Below are the records; pull every line that includes "true".

[Stored data]
────────

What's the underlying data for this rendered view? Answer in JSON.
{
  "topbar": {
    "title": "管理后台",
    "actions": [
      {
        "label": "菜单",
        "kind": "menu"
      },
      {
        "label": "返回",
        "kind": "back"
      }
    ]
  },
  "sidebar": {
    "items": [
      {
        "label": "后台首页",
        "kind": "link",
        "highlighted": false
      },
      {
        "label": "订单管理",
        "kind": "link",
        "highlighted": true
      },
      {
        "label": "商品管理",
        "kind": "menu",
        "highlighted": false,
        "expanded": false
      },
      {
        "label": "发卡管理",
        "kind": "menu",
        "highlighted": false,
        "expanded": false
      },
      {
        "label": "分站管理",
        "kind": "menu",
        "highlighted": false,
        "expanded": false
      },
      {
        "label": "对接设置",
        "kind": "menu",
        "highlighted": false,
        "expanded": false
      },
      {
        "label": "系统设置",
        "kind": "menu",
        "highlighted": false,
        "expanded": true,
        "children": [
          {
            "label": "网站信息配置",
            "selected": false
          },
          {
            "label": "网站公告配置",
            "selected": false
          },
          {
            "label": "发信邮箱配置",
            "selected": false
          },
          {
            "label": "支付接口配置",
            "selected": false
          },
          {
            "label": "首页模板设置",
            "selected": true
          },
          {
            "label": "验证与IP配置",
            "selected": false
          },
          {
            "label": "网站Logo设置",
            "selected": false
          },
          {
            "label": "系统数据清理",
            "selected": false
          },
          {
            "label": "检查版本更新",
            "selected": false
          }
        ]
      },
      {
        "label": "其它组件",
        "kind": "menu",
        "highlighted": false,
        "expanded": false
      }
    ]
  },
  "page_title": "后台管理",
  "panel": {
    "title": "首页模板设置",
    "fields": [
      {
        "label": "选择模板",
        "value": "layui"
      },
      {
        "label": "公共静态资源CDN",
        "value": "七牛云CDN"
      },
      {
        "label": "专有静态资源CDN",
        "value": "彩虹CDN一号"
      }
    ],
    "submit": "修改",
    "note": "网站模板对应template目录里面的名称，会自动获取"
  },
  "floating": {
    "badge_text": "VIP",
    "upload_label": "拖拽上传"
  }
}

────────

**THE COMPLETED TASK**
        "highlighted": true
        "expanded": true,
            "selected": true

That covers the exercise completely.